- SET TASK
Find every line of the listing below where "have" appears, and copy it.

------ SUPPLIED MATERIAL ------

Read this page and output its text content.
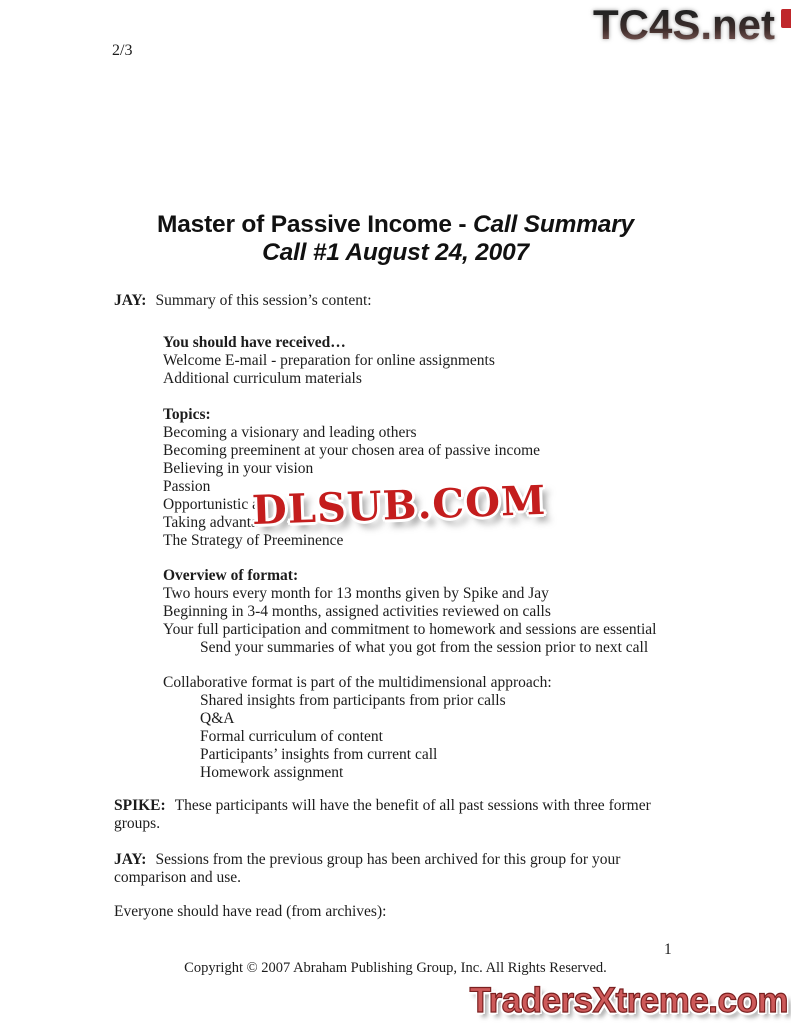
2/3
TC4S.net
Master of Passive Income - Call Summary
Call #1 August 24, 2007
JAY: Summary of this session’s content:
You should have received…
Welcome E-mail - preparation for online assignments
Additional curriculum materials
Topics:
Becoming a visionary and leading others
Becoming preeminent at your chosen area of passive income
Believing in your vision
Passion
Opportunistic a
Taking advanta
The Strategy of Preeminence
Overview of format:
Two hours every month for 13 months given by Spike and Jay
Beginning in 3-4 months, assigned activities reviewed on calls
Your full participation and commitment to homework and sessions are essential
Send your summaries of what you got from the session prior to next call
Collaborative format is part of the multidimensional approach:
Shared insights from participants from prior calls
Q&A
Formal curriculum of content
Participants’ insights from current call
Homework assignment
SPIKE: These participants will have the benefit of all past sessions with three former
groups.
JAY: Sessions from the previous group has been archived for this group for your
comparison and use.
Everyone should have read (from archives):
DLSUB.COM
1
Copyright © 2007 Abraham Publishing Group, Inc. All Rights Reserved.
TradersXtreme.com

------

- ANSWER TO THE TASK
You should have received…
SPIKE: These participants will have the benefit of all past sessions with three former
Everyone should have read (from archives):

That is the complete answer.